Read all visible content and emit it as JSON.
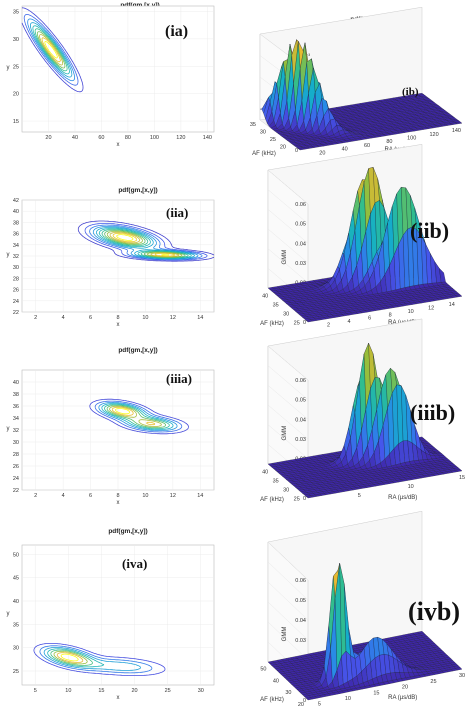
{
  "chart_data": [
    {
      "id": "ia",
      "type": "contour",
      "title": "pdf(gm,[x,y])",
      "tag": "(ia)",
      "xlabel": "x",
      "ylabel": "y",
      "xlim": [
        0,
        145
      ],
      "ylim": [
        13,
        36
      ],
      "xticks": [
        20,
        40,
        60,
        80,
        100,
        120,
        140
      ],
      "yticks": [
        15,
        20,
        25,
        30,
        35
      ],
      "components": [
        {
          "mx": 22,
          "my": 28,
          "sx": 11,
          "sy": 3.5,
          "rho": -0.9,
          "w": 1
        }
      ],
      "levels": 10
    },
    {
      "id": "ib",
      "type": "surface",
      "title": "pdf(gm,[x,y])",
      "tag": "(ib)",
      "zlabel": "GMM",
      "exponent": "×10⁻³",
      "xlabel": "RA (µs/dB)",
      "ylabel": "AF (kHz)",
      "xlim": [
        0,
        145
      ],
      "ylim": [
        15,
        35
      ],
      "xticks": [
        20,
        40,
        60,
        80,
        100,
        120,
        140
      ],
      "yticks": [
        20,
        25,
        30,
        35
      ],
      "zticks": [
        0,
        2,
        4,
        6,
        8
      ],
      "zmax": 8,
      "components": [
        {
          "mx": 22,
          "my": 28,
          "sx": 11,
          "sy": 3.5,
          "rho": -0.9,
          "w": 1
        }
      ]
    },
    {
      "id": "iia",
      "type": "contour",
      "title": "pdf(gm,[x,y])",
      "tag": "(iia)",
      "xlabel": "x",
      "ylabel": "y",
      "xlim": [
        1,
        15
      ],
      "ylim": [
        22,
        42
      ],
      "xticks": [
        2,
        4,
        6,
        8,
        10,
        12,
        14
      ],
      "yticks": [
        22,
        24,
        26,
        28,
        30,
        32,
        34,
        36,
        38,
        40,
        42
      ],
      "components": [
        {
          "mx": 8.5,
          "my": 35.3,
          "sx": 1.5,
          "sy": 1.3,
          "rho": -0.5,
          "w": 1
        },
        {
          "mx": 11.5,
          "my": 32.2,
          "sx": 1.6,
          "sy": 0.5,
          "rho": -0.2,
          "w": 0.9
        }
      ],
      "levels": 12
    },
    {
      "id": "iib",
      "type": "surface",
      "title": "pdf(gm,[x,y])",
      "tag": "(iib)",
      "zlabel": "GMM",
      "xlabel": "RA (µs/dB)",
      "ylabel": "AF (kHz)",
      "xlim": [
        0,
        15
      ],
      "ylim": [
        23,
        42
      ],
      "xticks": [
        2,
        4,
        6,
        8,
        10,
        12,
        14
      ],
      "yticks": [
        25,
        30,
        35,
        40
      ],
      "zticks": [
        0,
        0.01,
        0.02,
        0.03,
        0.04,
        0.05,
        0.06
      ],
      "zmax": 0.06,
      "components": [
        {
          "mx": 8.5,
          "my": 35.3,
          "sx": 1.5,
          "sy": 1.3,
          "rho": -0.5,
          "w": 1
        },
        {
          "mx": 11.5,
          "my": 32.2,
          "sx": 1.6,
          "sy": 0.5,
          "rho": -0.2,
          "w": 0.9
        }
      ]
    },
    {
      "id": "iiia",
      "type": "contour",
      "title": "pdf(gm,[x,y])",
      "tag": "(iiia)",
      "xlabel": "x",
      "ylabel": "y",
      "xlim": [
        1,
        15
      ],
      "ylim": [
        22,
        42
      ],
      "xticks": [
        2,
        4,
        6,
        8,
        10,
        12,
        14
      ],
      "yticks": [
        22,
        24,
        26,
        28,
        30,
        32,
        34,
        36,
        38,
        40
      ],
      "components": [
        {
          "mx": 8.3,
          "my": 35.2,
          "sx": 1.1,
          "sy": 0.9,
          "rho": -0.4,
          "w": 1
        },
        {
          "mx": 10.5,
          "my": 33,
          "sx": 1.3,
          "sy": 0.8,
          "rho": -0.3,
          "w": 0.8
        }
      ],
      "levels": 9
    },
    {
      "id": "iiib",
      "type": "surface",
      "title": "pdf(gm,[x,y])",
      "tag": "(iiib)",
      "zlabel": "GMM",
      "xlabel": "RA (µs/dB)",
      "ylabel": "AF (kHz)",
      "xlim": [
        0,
        15
      ],
      "ylim": [
        23,
        42
      ],
      "xticks": [
        5,
        10,
        15
      ],
      "yticks": [
        25,
        30,
        35,
        40
      ],
      "zticks": [
        0,
        0.01,
        0.02,
        0.03,
        0.04,
        0.05,
        0.06
      ],
      "zmax": 0.06,
      "components": [
        {
          "mx": 8.3,
          "my": 35.2,
          "sx": 1.1,
          "sy": 0.9,
          "rho": -0.4,
          "w": 1
        },
        {
          "mx": 10.5,
          "my": 33,
          "sx": 1.3,
          "sy": 0.8,
          "rho": -0.3,
          "w": 0.8
        }
      ]
    },
    {
      "id": "iva",
      "type": "contour",
      "title": "pdf(gm,[x,y])",
      "tag": "(iva)",
      "xlabel": "x",
      "ylabel": "y",
      "xlim": [
        3,
        32
      ],
      "ylim": [
        22,
        52
      ],
      "xticks": [
        5,
        10,
        15,
        20,
        25,
        30
      ],
      "yticks": [
        25,
        30,
        35,
        40,
        45,
        50
      ],
      "components": [
        {
          "mx": 10,
          "my": 28,
          "sx": 2.5,
          "sy": 1.4,
          "rho": -0.5,
          "w": 1
        },
        {
          "mx": 18,
          "my": 26,
          "sx": 4,
          "sy": 1.2,
          "rho": -0.3,
          "w": 0.45
        }
      ],
      "levels": 8
    },
    {
      "id": "ivb",
      "type": "surface",
      "title": "pdf(gm,[x,y])",
      "tag": "(ivb)",
      "zlabel": "GMM",
      "xlabel": "RA (µs/dB)",
      "ylabel": "AF (kHz)",
      "xlim": [
        3,
        30
      ],
      "ylim": [
        20,
        52
      ],
      "xticks": [
        5,
        10,
        15,
        20,
        25,
        30
      ],
      "yticks": [
        20,
        30,
        40,
        50
      ],
      "zticks": [
        0,
        0.01,
        0.02,
        0.03,
        0.04,
        0.05,
        0.06
      ],
      "zmax": 0.06,
      "components": [
        {
          "mx": 10,
          "my": 28,
          "sx": 1.1,
          "sy": 1.2,
          "rho": -0.3,
          "w": 1
        },
        {
          "mx": 16,
          "my": 26,
          "sx": 3,
          "sy": 1.6,
          "rho": -0.3,
          "w": 0.3
        }
      ]
    }
  ]
}
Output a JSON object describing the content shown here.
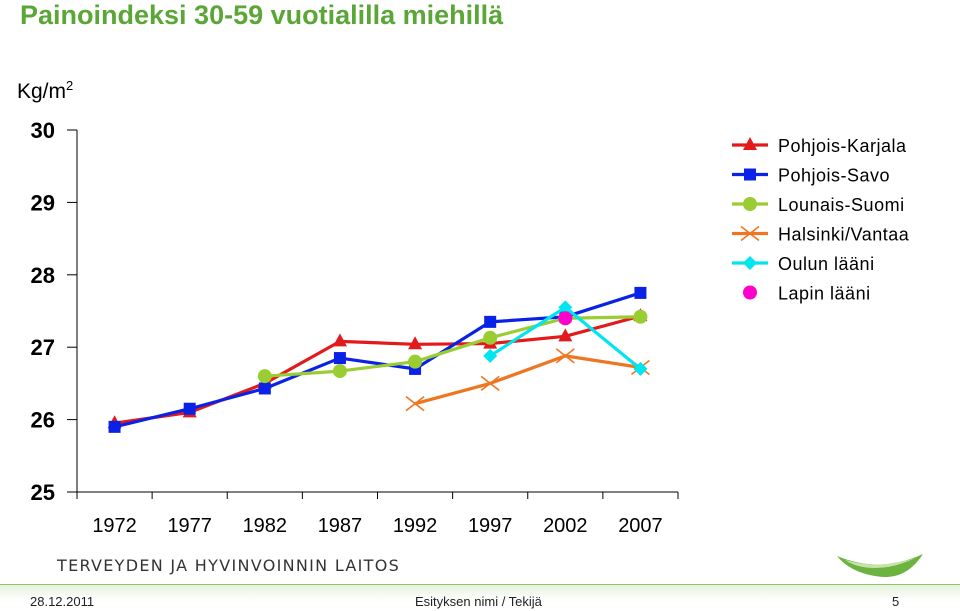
{
  "slide": {
    "title": "Painoindeksi 30-59 vuotialilla miehillä",
    "unit_base": "Kg/m",
    "unit_sup": "2",
    "organization": "TERVEYDEN JA HYVINVOINNIN LAITOS",
    "footer_date": "28.12.2011",
    "footer_author": "Esityksen nimi / Tekijä",
    "footer_page": "5"
  },
  "chart_data": {
    "type": "line",
    "title": "Painoindeksi 30-59 vuotialilla miehillä",
    "ylabel": "Kg/m2",
    "xlabel": "",
    "categories": [
      "1972",
      "1977",
      "1982",
      "1987",
      "1992",
      "1997",
      "2002",
      "2007"
    ],
    "ylim": [
      25,
      30
    ],
    "yticks": [
      "25",
      "26",
      "27",
      "28",
      "29",
      "30"
    ],
    "grid": false,
    "legend_position": "top-right",
    "series": [
      {
        "name": "Pohjois-Karjala",
        "color": "#e31a1c",
        "marker": "triangle",
        "values": [
          25.95,
          26.1,
          26.5,
          27.08,
          27.04,
          27.05,
          27.15,
          27.43
        ]
      },
      {
        "name": "Pohjois-Savo",
        "color": "#0a22e6",
        "marker": "square",
        "values": [
          25.9,
          26.15,
          26.43,
          26.85,
          26.7,
          27.35,
          27.42,
          27.75
        ]
      },
      {
        "name": "Lounais-Suomi",
        "color": "#9acd32",
        "marker": "circle",
        "values": [
          null,
          null,
          26.6,
          26.67,
          26.8,
          27.13,
          27.4,
          27.42
        ]
      },
      {
        "name": "Halsinki/Vantaa",
        "color": "#ee7621",
        "marker": "x",
        "values": [
          null,
          null,
          null,
          null,
          26.22,
          26.5,
          26.88,
          26.72
        ]
      },
      {
        "name": "Oulun lääni",
        "color": "#00e5ee",
        "marker": "diamond",
        "values": [
          null,
          null,
          null,
          null,
          null,
          26.88,
          27.55,
          26.7
        ]
      },
      {
        "name": "Lapin lääni",
        "color": "#ff00cc",
        "marker": "circle",
        "values": [
          null,
          null,
          null,
          null,
          null,
          null,
          27.4,
          null
        ]
      }
    ]
  }
}
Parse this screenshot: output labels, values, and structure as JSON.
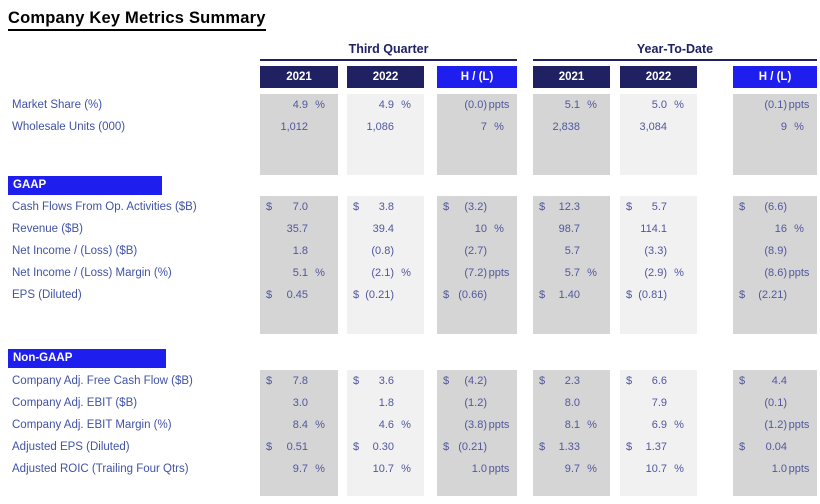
• • • • • • •
■ GOAL
Determine the number of lines in the listing that hold the word "color", and supply that number and nothing further.

■ EXERCISE SOLUTION
6